§ AIM OF THE TASK
Restate the complete material exactly.

§ PROVIDED DATA
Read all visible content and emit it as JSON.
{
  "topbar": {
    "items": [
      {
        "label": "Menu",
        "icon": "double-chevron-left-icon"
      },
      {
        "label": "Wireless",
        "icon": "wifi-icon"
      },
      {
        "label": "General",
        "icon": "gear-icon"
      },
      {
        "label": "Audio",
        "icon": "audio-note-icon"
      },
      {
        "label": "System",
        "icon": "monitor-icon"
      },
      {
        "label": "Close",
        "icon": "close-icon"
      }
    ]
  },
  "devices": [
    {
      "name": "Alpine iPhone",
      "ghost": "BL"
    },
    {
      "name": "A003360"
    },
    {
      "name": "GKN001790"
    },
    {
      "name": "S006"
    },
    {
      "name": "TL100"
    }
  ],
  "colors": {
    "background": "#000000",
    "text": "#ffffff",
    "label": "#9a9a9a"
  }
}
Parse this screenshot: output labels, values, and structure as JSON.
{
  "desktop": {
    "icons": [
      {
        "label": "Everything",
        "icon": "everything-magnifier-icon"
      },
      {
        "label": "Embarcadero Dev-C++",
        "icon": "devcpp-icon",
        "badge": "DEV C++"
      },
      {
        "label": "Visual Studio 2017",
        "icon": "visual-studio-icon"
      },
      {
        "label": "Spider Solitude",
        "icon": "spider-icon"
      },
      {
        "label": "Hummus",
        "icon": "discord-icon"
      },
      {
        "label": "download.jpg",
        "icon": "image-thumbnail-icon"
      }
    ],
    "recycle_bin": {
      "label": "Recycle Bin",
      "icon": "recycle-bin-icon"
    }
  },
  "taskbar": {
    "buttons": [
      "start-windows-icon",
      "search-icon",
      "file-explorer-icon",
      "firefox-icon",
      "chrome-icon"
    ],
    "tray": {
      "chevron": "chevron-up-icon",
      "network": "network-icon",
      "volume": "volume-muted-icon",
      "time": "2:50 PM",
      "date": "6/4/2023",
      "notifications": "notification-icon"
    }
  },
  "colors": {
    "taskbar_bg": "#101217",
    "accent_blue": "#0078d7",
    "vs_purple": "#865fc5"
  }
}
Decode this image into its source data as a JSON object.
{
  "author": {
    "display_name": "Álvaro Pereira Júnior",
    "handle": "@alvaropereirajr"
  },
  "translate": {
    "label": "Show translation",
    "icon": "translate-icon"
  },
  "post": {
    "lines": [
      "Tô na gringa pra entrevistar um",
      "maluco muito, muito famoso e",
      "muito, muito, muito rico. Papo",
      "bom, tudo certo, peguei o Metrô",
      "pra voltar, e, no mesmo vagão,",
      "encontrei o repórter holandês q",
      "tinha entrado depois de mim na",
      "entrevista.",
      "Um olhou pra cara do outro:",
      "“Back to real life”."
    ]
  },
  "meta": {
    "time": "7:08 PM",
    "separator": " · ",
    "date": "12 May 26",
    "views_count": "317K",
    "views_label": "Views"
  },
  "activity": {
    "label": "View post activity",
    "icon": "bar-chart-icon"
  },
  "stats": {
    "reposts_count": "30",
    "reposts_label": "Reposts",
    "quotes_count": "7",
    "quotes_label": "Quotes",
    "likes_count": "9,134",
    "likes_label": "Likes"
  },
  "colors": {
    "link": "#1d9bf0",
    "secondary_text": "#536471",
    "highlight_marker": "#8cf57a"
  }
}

§ FINISHED EXERCISE
Read all visible content and emit it as JSON.
{
  "topbar": {
    "items": [
      {
        "label": "Menu",
        "icon": "double-chevron-left-icon"
      },
      {
        "label": "Wireless",
        "icon": "wifi-icon"
      },
      {
        "label": "General",
        "icon": "gear-icon"
      },
      {
        "label": "Audio",
        "icon": "audio-note-icon"
      },
      {
        "label": "System",
        "icon": "monitor-icon"
      },
      {
        "label": "Close",
        "icon": "close-icon"
      }
    ]
  },
  "devices": [
    {
      "name": "Alpine iPhone",
      "ghost": "BL"
    },
    {
      "name": "A003360"
    },
    {
      "name": "GKN001790"
    },
    {
      "name": "S006"
    },
    {
      "name": "TL100"
    }
  ],
  "colors": {
    "background": "#000000",
    "text": "#ffffff",
    "label": "#9a9a9a"
  }
}
Parse this screenshot: output labels, values, and structure as JSON.
{
  "desktop": {
    "icons": [
      {
        "label": "Everything",
        "icon": "everything-magnifier-icon"
      },
      {
        "label": "Embarcadero Dev-C++",
        "icon": "devcpp-icon",
        "badge": "DEV C++"
      },
      {
        "label": "Visual Studio 2017",
        "icon": "visual-studio-icon"
      },
      {
        "label": "Spider Solitude",
        "icon": "spider-icon"
      },
      {
        "label": "Hummus",
        "icon": "discord-icon"
      },
      {
        "label": "download.jpg",
        "icon": "image-thumbnail-icon"
      }
    ],
    "recycle_bin": {
      "label": "Recycle Bin",
      "icon": "recycle-bin-icon"
    }
  },
  "taskbar": {
    "buttons": [
      "start-windows-icon",
      "search-icon",
      "file-explorer-icon",
      "firefox-icon",
      "chrome-icon"
    ],
    "tray": {
      "chevron": "chevron-up-icon",
      "network": "network-icon",
      "volume": "volume-muted-icon",
      "time": "2:50 PM",
      "date": "6/4/2023",
      "notifications": "notification-icon"
    }
  },
  "colors": {
    "taskbar_bg": "#101217",
    "accent_blue": "#0078d7",
    "vs_purple": "#865fc5"
  }
}
Decode this image into its source data as a JSON object.
{
  "author": {
    "display_name": "Álvaro Pereira Júnior",
    "handle": "@alvaropereirajr"
  },
  "translate": {
    "label": "Show translation",
    "icon": "translate-icon"
  },
  "post": {
    "lines": [
      "Tô na gringa pra entrevistar um",
      "maluco muito, muito famoso e",
      "muito, muito, muito rico. Papo",
      "bom, tudo certo, peguei o Metrô",
      "pra voltar, e, no mesmo vagão,",
      "encontrei o repórter holandês q",
      "tinha entrado depois de mim na",
      "entrevista.",
      "Um olhou pra cara do outro:",
      "“Back to real life”."
    ]
  },
  "meta": {
    "time": "7:08 PM",
    "separator": " · ",
    "date": "12 May 26",
    "views_count": "317K",
    "views_label": "Views"
  },
  "activity": {
    "label": "View post activity",
    "icon": "bar-chart-icon"
  },
  "stats": {
    "reposts_count": "30",
    "reposts_label": "Reposts",
    "quotes_count": "7",
    "quotes_label": "Quotes",
    "likes_count": "9,134",
    "likes_label": "Likes"
  },
  "colors": {
    "link": "#1d9bf0",
    "secondary_text": "#536471",
    "highlight_marker": "#8cf57a"
  }
}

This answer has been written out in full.